EXERCISE TASK: Please repeat the lines that open with the one containing "slide-number: 13 [901, 84, 940, 119]" and close with the one containing "guideline-line: At least 60 minutes of moderate-to-vigorous", swapping "energetic play" for "active play" and leaving everything else unchanged.

:::

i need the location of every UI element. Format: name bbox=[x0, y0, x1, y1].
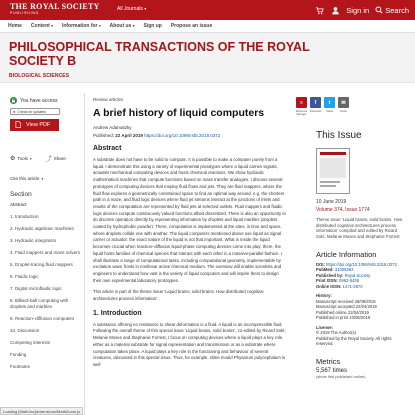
share-label: Share bbox=[53, 156, 66, 161]
license-line: © 2019 The Author(s) bbox=[316, 330, 357, 336]
nav-item-about-us-label: About us bbox=[109, 23, 132, 29]
share-facebook[interactable] bbox=[310, 97, 321, 116]
license-heading: License: bbox=[316, 324, 333, 330]
email-glyph: ✉ bbox=[341, 99, 346, 106]
gear-icon: ⚙ bbox=[10, 156, 16, 162]
print-issn-label: Print ISSN: bbox=[316, 278, 338, 284]
article-type: Review articles bbox=[93, 97, 124, 102]
cite-this-article[interactable] bbox=[10, 176, 82, 181]
journal-subtitle: BIOLOGICAL SCIENCES bbox=[9, 73, 70, 79]
this-issue-heading: This Issue bbox=[316, 130, 362, 141]
nav-item-content-label: Content bbox=[30, 23, 50, 29]
nav-item-home[interactable]: Home bbox=[8, 23, 22, 29]
metrics-heading: Metrics bbox=[316, 356, 341, 366]
access-indicator bbox=[10, 97, 82, 104]
article-main bbox=[93, 97, 288, 369]
section-item[interactable]: Funding bbox=[10, 352, 27, 357]
section-item[interactable]: 3. Hydraulic integrators bbox=[10, 238, 57, 243]
published-date: 22 April 2019 bbox=[115, 133, 143, 138]
share-button[interactable] bbox=[46, 154, 66, 163]
issue-description: Theme issue ‘Liquid brains, solid brains. How distributed cognitive architectures process information’ compiled and edited by Ricard Solé, Melanie Moses and Stephanie Forrest bbox=[316, 217, 403, 240]
journal-title[interactable]: PHILOSOPHICAL TRANSACTIONS OF THE ROYAL SOCIETY B bbox=[9, 40, 310, 68]
left-sidebar bbox=[10, 97, 82, 376]
access-label: You have access bbox=[20, 97, 58, 104]
all-journals-dropdown[interactable] bbox=[117, 6, 146, 12]
issue-volume-link[interactable]: Volume 374, Issue 1774 bbox=[316, 207, 370, 213]
online-issn-label: Online ISSN: bbox=[316, 283, 342, 289]
doi-label: DOI: bbox=[316, 261, 325, 267]
tools-button[interactable] bbox=[10, 155, 32, 162]
search-button[interactable] bbox=[375, 6, 409, 15]
chevron-down-icon: ▾ bbox=[132, 24, 135, 28]
metrics-count: 5,567 times bbox=[316, 367, 348, 374]
section-item[interactable]: 5. Droplet-tracing fluid mappers bbox=[10, 262, 73, 267]
reference-manager-glyph: ≡ bbox=[300, 99, 303, 106]
issue-cover-image[interactable] bbox=[316, 148, 350, 194]
chevron-down-icon: ▾ bbox=[29, 156, 32, 161]
section-item[interactable]: 10. Discussion bbox=[10, 328, 40, 333]
check-for-updates-label: Check for updates bbox=[17, 109, 46, 114]
pubmed-link[interactable]: 31006363 bbox=[334, 267, 354, 273]
history-item: Manuscript accepted 22/04/2019 bbox=[316, 304, 377, 310]
email-icon bbox=[338, 97, 349, 108]
view-pdf-label: View PDF bbox=[26, 122, 51, 128]
section-item[interactable]: Competing interests bbox=[10, 340, 51, 345]
section-item[interactable]: Abstract bbox=[10, 202, 27, 207]
article-information bbox=[316, 262, 408, 347]
pdf-icon bbox=[15, 121, 21, 130]
nav-item-information-for[interactable] bbox=[62, 23, 101, 29]
main-nav bbox=[0, 20, 415, 33]
email-label: Email bbox=[340, 110, 347, 113]
share-icons bbox=[296, 97, 349, 116]
history-item: Published online 22/04/2019 bbox=[316, 309, 369, 315]
share-twitter[interactable] bbox=[324, 97, 335, 116]
royal-society-logo[interactable] bbox=[10, 3, 100, 16]
introduction-heading: 1. Introduction bbox=[93, 309, 142, 317]
section-item[interactable]: 7. Digital microfluidic logic bbox=[10, 286, 62, 291]
nav-item-propose-issue[interactable]: Propose an issue bbox=[170, 23, 213, 29]
check-for-updates-button[interactable] bbox=[10, 108, 60, 115]
twitter-label: Twitter bbox=[325, 110, 334, 113]
share-reference-manager[interactable] bbox=[296, 97, 307, 116]
published-label: Published: bbox=[93, 133, 115, 138]
facebook-glyph: f bbox=[314, 99, 317, 106]
history-item: Manuscript received 26/09/2018 bbox=[316, 298, 376, 304]
brand-name: THE ROYAL SOCIETY bbox=[10, 2, 100, 11]
abstract-text: A substrate does not have to be solid to compute. It is possible to make a computer purely from a liquid. I demonstrate this using a variety of experimental prototypes where a liquid carries signals, actuates mechanical computing devices and hosts chemical reactions. We show hydraulic mathematical machines that compute functions based on mass transfer analogies. I discuss several prototypes of computing devices that employ fluid flows and jets. They are fluid mappers, where the fluid flow explores a geometrically constrained space to find an optimal way around, e.g. the shortest path in a maze, and fluid logic devices where fluid jet streams interact at the junctions of inlets and results of the computation are represented by fluid jets at selected outlets. Fluid mappers and fluidic logic devices compute continuously valued functions albeit discretized. There is also an opportunity to do discrete operation directly by representing information by droplets and liquid marbles (droplets coated by hydrophobic powder). There, computation is implemented at the sites, in time and space, where droplets collide one with another. The liquid computers mentioned above use liquid as signal carrier or actuator: the exact nature of the liquid is not that important. What is inside the liquid becomes crucial when reaction–diffusion liquid-phase computing devices come into play: there, the liquid hosts families of chemical species that interact with each other in a massive-parallel fashion. I shall illustrate a range of computational tasks, including computational geometry, implementable by excitation wave fronts in nonlinear active chemical medium. The overview will enable scientists and engineers to understand how vast is the variety of liquid computers and will inspire them to design their own experimental laboratory prototypes. bbox=[93, 157, 286, 283]
introduction-text: A substance offering no resistance to shear deformation is a fluid. A liquid is an incompressible fluid. Following the overall theme of this special issue ‘Liquid brains, solid brains’, co-edited by Ricard Solé, Melanie Moses and Stephanie Forrest, I focus on computing devices where a liquid plays a key role, either as a material substrate for signal representation and transmission or as a substrate where computation takes place. A liquid plays a key role in the functioning and behaviour of several creatures, discussed in this special issue. Thus, for example, slime mould Physarum polycephalum is well bbox=[93, 321, 286, 367]
chevron-down-icon: ▾ bbox=[41, 176, 44, 181]
section-item[interactable]: 4. Fluid mappers and maze solvers bbox=[10, 250, 81, 255]
article-information-heading: Article Information bbox=[316, 249, 377, 259]
info-doi-link[interactable]: https://doi.org/10.1098/rstb.2018.0372 bbox=[326, 261, 397, 267]
share-email[interactable] bbox=[338, 97, 349, 116]
section-item[interactable]: 1. Introduction bbox=[10, 214, 39, 219]
section-item[interactable]: 6. Fluidic logic bbox=[10, 274, 39, 279]
cart-icon[interactable] bbox=[314, 5, 324, 15]
right-column bbox=[316, 130, 408, 379]
share-icon: ⤴ bbox=[45, 157, 52, 163]
facebook-label: Facebook bbox=[310, 110, 321, 113]
published-by-label: Published by: bbox=[316, 272, 344, 278]
abstract-heading: Abstract bbox=[93, 145, 122, 152]
article-title: A brief history of liquid computers bbox=[93, 107, 265, 119]
section-item[interactable]: 9. Reaction–diffusion computers bbox=[10, 316, 75, 321]
online-issn-link[interactable]: 1471-2970 bbox=[342, 283, 363, 289]
nav-item-about-us[interactable] bbox=[110, 23, 135, 29]
doi-link[interactable]: https://doi.org/10.1098/rstb.2018.0372 bbox=[144, 133, 221, 138]
journal-header bbox=[0, 33, 415, 83]
publication-line bbox=[93, 133, 288, 138]
section-item[interactable]: 2. Hydraulic algebraic machines bbox=[10, 226, 74, 231]
article-author[interactable]: Andrew Adamatzky bbox=[93, 125, 132, 130]
brand-subtitle: PUBLISHING bbox=[10, 11, 40, 15]
nav-item-sign-up[interactable]: Sign up bbox=[143, 23, 162, 29]
chevron-down-icon: ▾ bbox=[144, 6, 147, 11]
reference-manager-label: Reference Manager bbox=[295, 110, 308, 116]
tools-label: Tools bbox=[17, 156, 28, 161]
nav-item-information-for-label: Information for bbox=[61, 23, 98, 29]
user-icon[interactable] bbox=[330, 5, 340, 15]
publisher-link[interactable]: Royal Society bbox=[344, 272, 371, 278]
issue-date: 10 June 2019 bbox=[316, 199, 347, 205]
theme-note: This article is part of the theme issue ‘Liquid brains, solid brains. How distributed cognitive architectures process information’. bbox=[93, 289, 264, 302]
section-item[interactable]: 8. Billiard-ball computing with droplets and marbles bbox=[10, 298, 69, 309]
pubmed-label: PubMed: bbox=[316, 267, 334, 273]
metrics-subtitle: (since first published online) bbox=[316, 373, 366, 379]
reference-manager-icon bbox=[296, 97, 307, 108]
sign-in-link[interactable]: Sign in bbox=[346, 5, 370, 15]
cite-label: Cite this article bbox=[10, 176, 40, 181]
history-heading: History: bbox=[316, 293, 332, 299]
chevron-down-icon: ▾ bbox=[51, 24, 53, 28]
history-item: Published in print 10/06/2019 bbox=[316, 315, 371, 321]
view-pdf-button[interactable] bbox=[10, 119, 59, 131]
tools-row bbox=[10, 154, 82, 163]
status-bar: Loading [MathJax]/extensions/MathZoom.js bbox=[0, 407, 83, 415]
facebook-icon bbox=[310, 97, 321, 108]
search-icon bbox=[375, 6, 383, 14]
section-title: Section bbox=[10, 191, 32, 198]
crossmark-icon: ● bbox=[13, 109, 16, 114]
print-issn-link[interactable]: 0962-8436 bbox=[339, 278, 360, 284]
chevron-down-icon: ▾ bbox=[98, 24, 101, 28]
twitter-icon bbox=[324, 97, 335, 108]
sidebar-divider bbox=[84, 93, 85, 415]
search-label: Search bbox=[385, 5, 409, 15]
twitter-glyph: t bbox=[328, 99, 331, 106]
nav-item-content[interactable] bbox=[31, 23, 53, 29]
all-journals-label: All Journals bbox=[117, 6, 143, 12]
license-line: Published by the Royal Society. All rights reserved. bbox=[316, 335, 392, 347]
section-item[interactable]: Footnotes bbox=[10, 364, 31, 369]
top-bar bbox=[0, 0, 415, 20]
section-list bbox=[10, 202, 82, 370]
unlock-icon bbox=[10, 97, 17, 104]
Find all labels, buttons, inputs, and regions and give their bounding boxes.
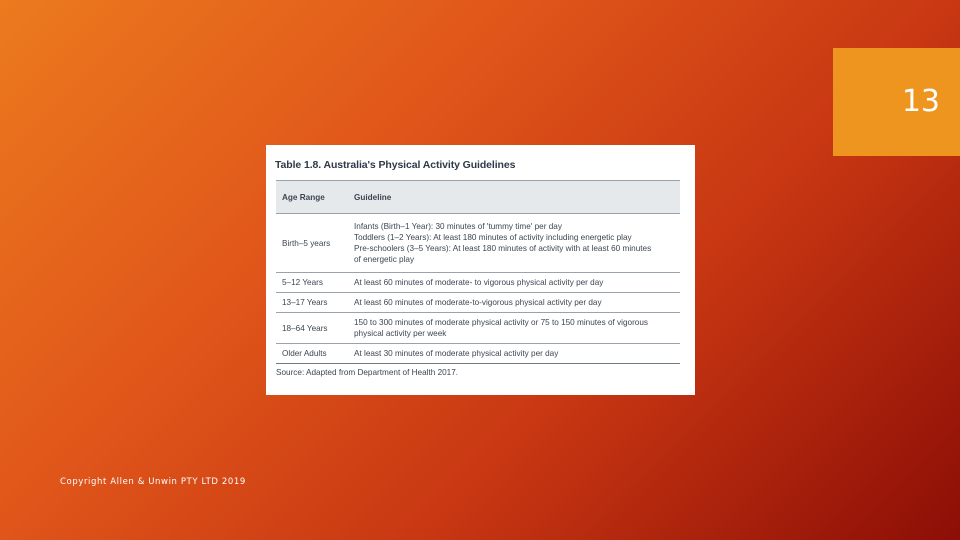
slide-number: 13 [901, 84, 940, 119]
age-cell: 18–64 Years [276, 313, 348, 344]
guideline-line: At least 60 minutes of moderate- to vigorous physical activity per day [354, 278, 604, 287]
age-cell: 13–17 Years [276, 293, 348, 313]
table-row [276, 273, 680, 293]
table-title: Table 1.8. Australia's Physical Activity Guidelines [275, 159, 516, 171]
age-cell: 5–12 Years [276, 273, 348, 293]
table-source-note: Source: Adapted from Department of Health 2017. [276, 368, 459, 377]
guideline-line: 150 to 300 minutes of moderate physical activity or 75 to 150 minutes of vigorous [354, 318, 649, 327]
guidelines-table [276, 180, 680, 364]
guideline-cell [348, 273, 680, 293]
guideline-line: At least 30 minutes of moderate physical activity per day [354, 349, 559, 358]
table-image [266, 145, 695, 395]
table-row [276, 313, 680, 344]
age-cell: Older Adults [276, 344, 348, 364]
guideline-line: Toddlers (1–2 Years): At least 180 minutes of activity including energetic play [354, 233, 632, 242]
table-row [276, 293, 680, 313]
guideline-cell [348, 344, 680, 364]
guideline-line: Infants (Birth–1 Year): 30 minutes of 'tummy time' per day [354, 222, 562, 231]
guideline-cell [348, 313, 680, 344]
guideline-line: physical activity per week [354, 329, 447, 338]
age-cell: Birth–5 years [276, 214, 348, 273]
guideline-line: Pre-schoolers (3–5 Years): At least 180 minutes of activity with at least 60 minutes [354, 244, 652, 253]
slide-number-box [833, 48, 960, 156]
table-header-row [276, 181, 680, 214]
guideline-cell [348, 214, 680, 273]
guideline-line: of energetic play [354, 255, 415, 264]
table-row [276, 214, 680, 273]
table-row [276, 344, 680, 364]
header-guideline: Guideline [348, 181, 680, 214]
header-age-range: Age Range [276, 181, 348, 214]
guideline-cell [348, 293, 680, 313]
guideline-line: At least 60 minutes of moderate-to-vigorous physical activity per day [354, 298, 602, 307]
copyright-notice: Copyright Allen & Unwin PTY LTD 2019 [60, 477, 246, 487]
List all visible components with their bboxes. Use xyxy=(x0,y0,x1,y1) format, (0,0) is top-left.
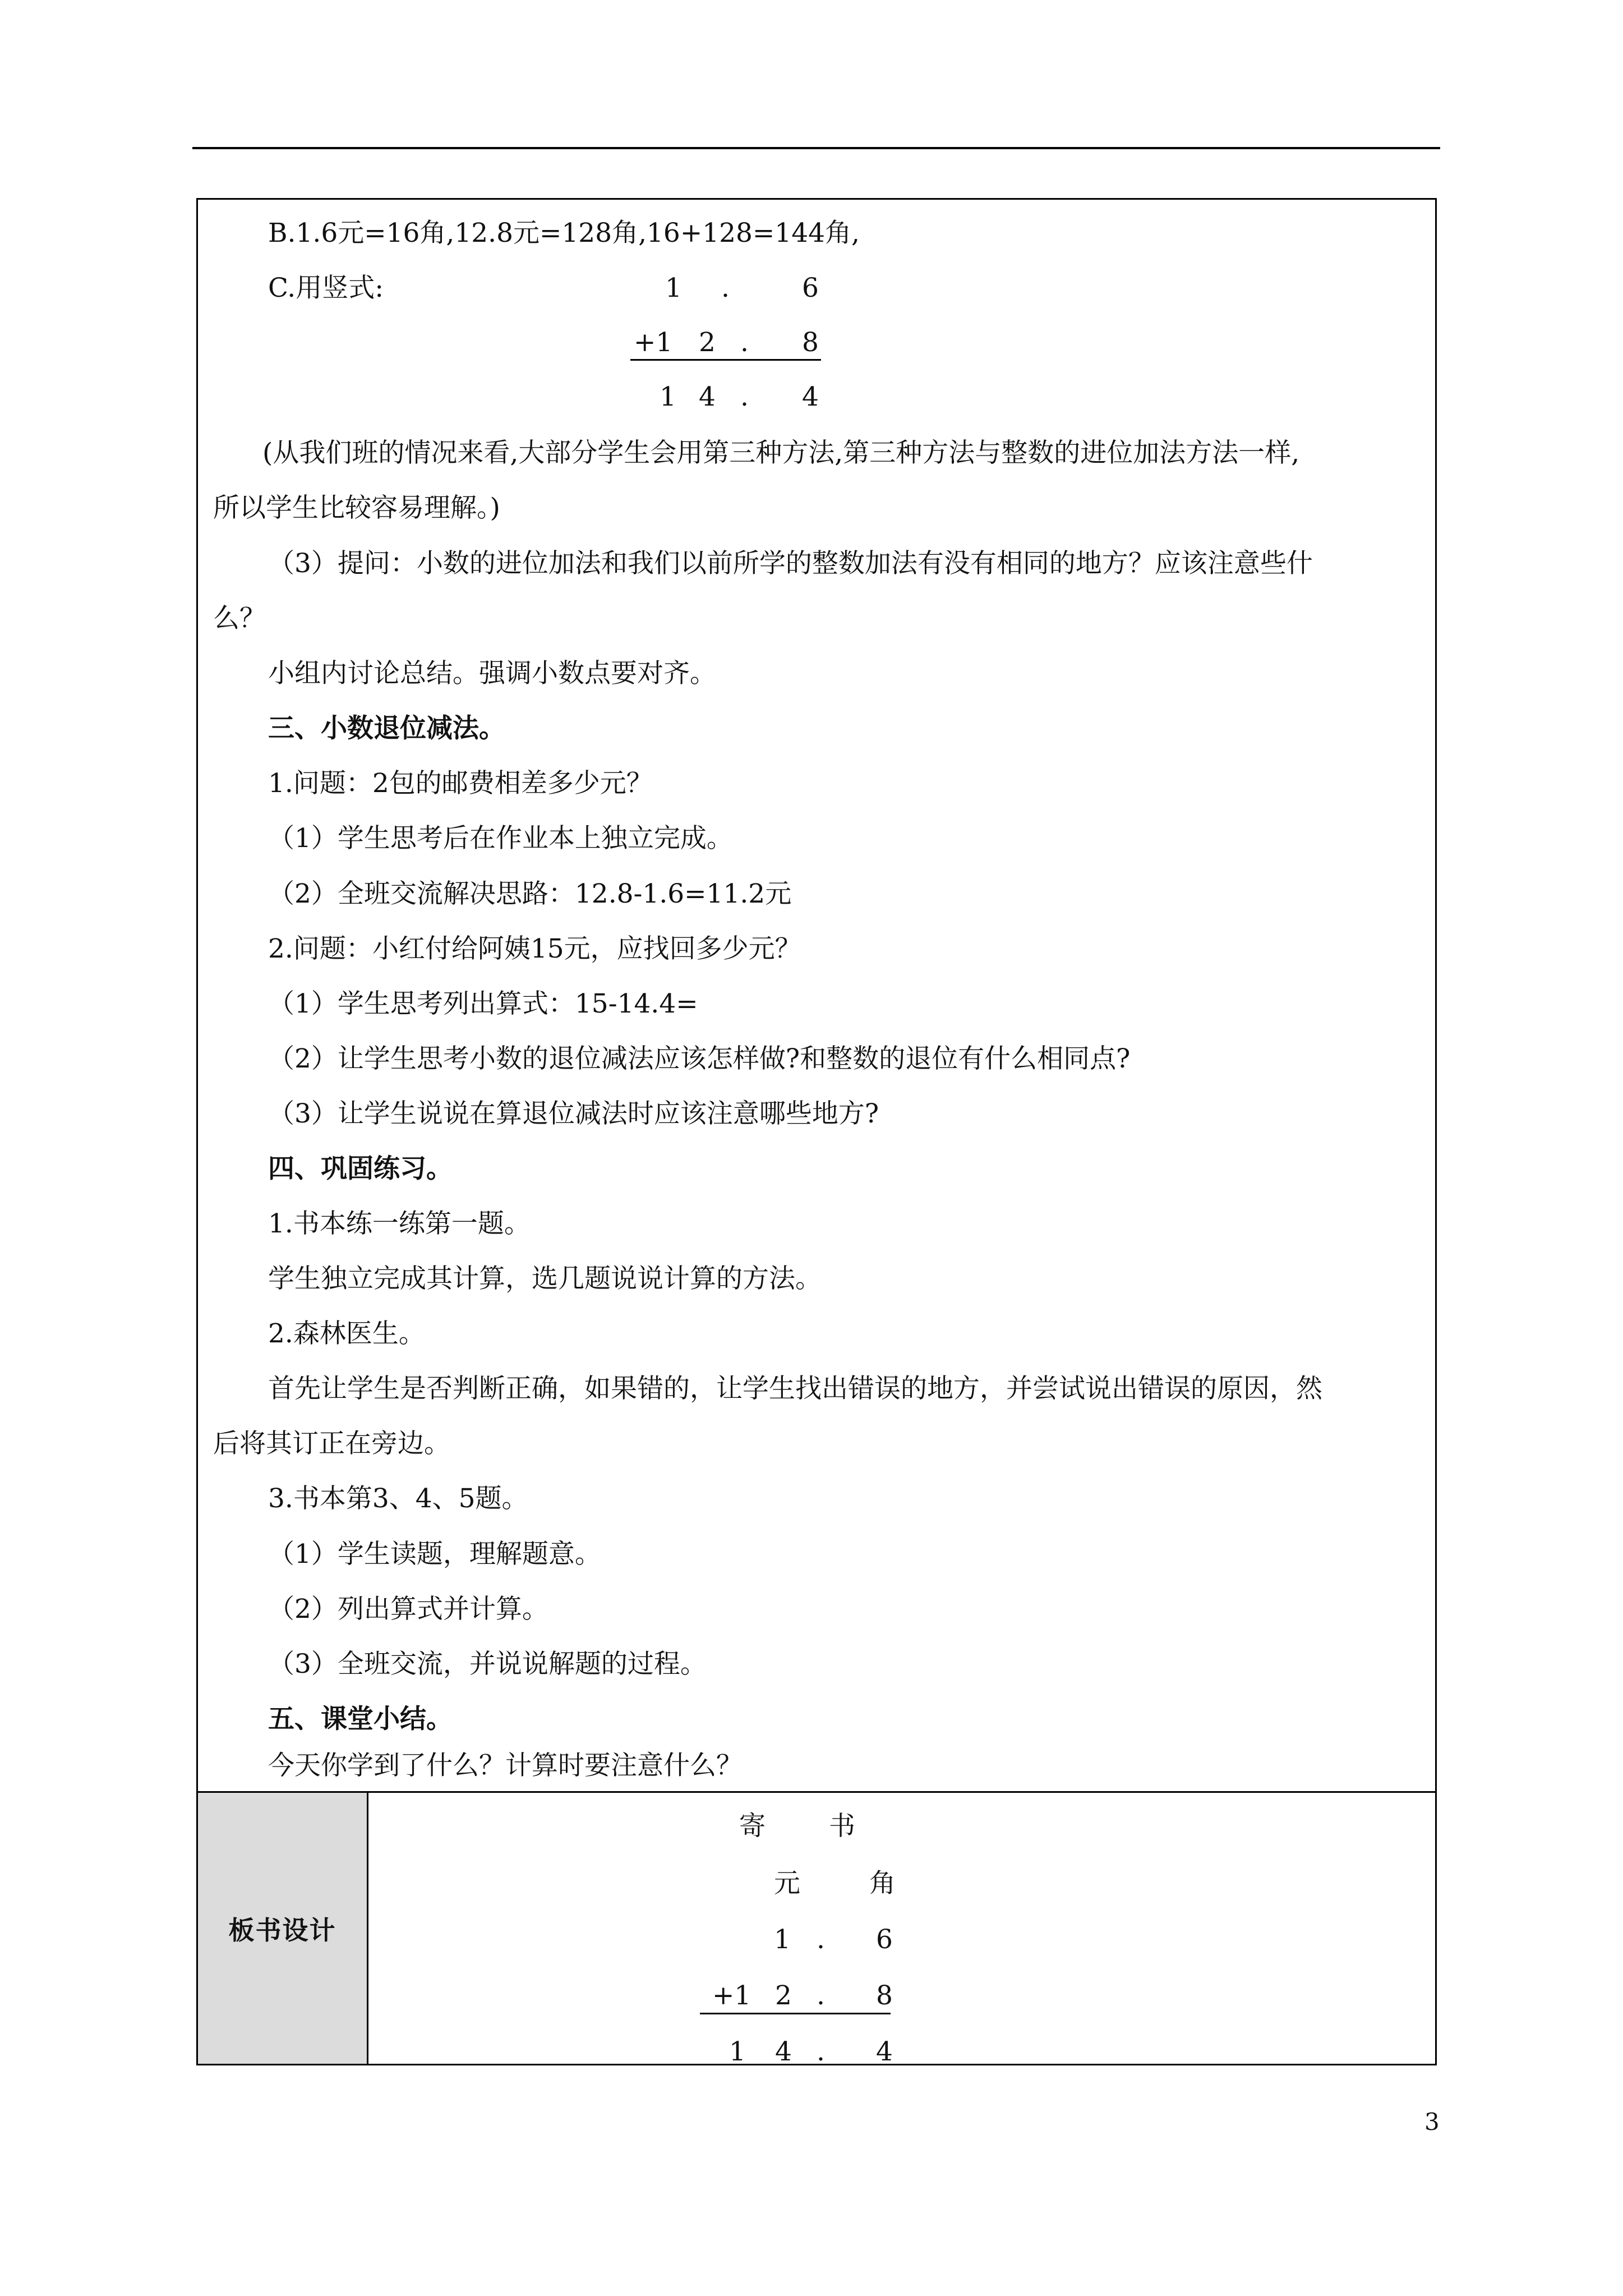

:::

ANSWER BELOW:
slide-number: 13 [901, 84, 940, 119]
age-cell: 18–64 Years [276, 313, 348, 344]
guideline-line: At least 60 minutes of moderate- to vigorous physical activity per day [354, 278, 604, 287]
age-cell: 13–17 Years [276, 293, 348, 313]
table-row [276, 273, 680, 293]
table-title: Table 1.8. Australia's Physical Activity Guidelines [275, 159, 516, 171]
age-cell: 5–12 Years [276, 273, 348, 293]
table-source-note: Source: Adapted from Department of Health 2017. [276, 368, 459, 377]
guideline-line: 150 to 300 minutes of moderate physical activity or 75 to 150 minutes of vigorous [354, 318, 649, 327]
guidelines-table [276, 180, 680, 364]
guideline-cell [348, 273, 680, 293]
guideline-line: At least 30 minutes of moderate physical activity per day [354, 349, 559, 358]
table-image [266, 145, 695, 395]
table-row [276, 313, 680, 344]
age-cell: Older Adults [276, 344, 348, 364]
guideline-line: Toddlers (1–2 Years): At least 180 minutes of activity including active play [354, 233, 632, 242]
table-row [276, 293, 680, 313]
guideline-cell [348, 344, 680, 364]
guideline-line: Infants (Birth–1 Year): 30 minutes of 'tummy time' per day [354, 222, 562, 231]
guideline-cell [348, 313, 680, 344]
guideline-line: physical activity per week [354, 329, 447, 338]
age-cell: Birth–5 years [276, 214, 348, 273]
guideline-line: Pre-schoolers (3–5 Years): At least 180 minutes of activity with at least 60 minutes [354, 244, 652, 253]
slide-number-box [833, 48, 960, 156]
table-header-row [276, 181, 680, 214]
guideline-cell [348, 214, 680, 273]
guideline-line: of active play [354, 255, 415, 264]
table-row [276, 214, 680, 273]
table-row [276, 344, 680, 364]
header-guideline: Guideline [348, 181, 680, 214]
header-age-range: Age Range [276, 181, 348, 214]
guideline-cell [348, 293, 680, 313]
guideline-line: At least 60 minutes of moderate-to-vigorous physical activity per day [354, 298, 602, 307]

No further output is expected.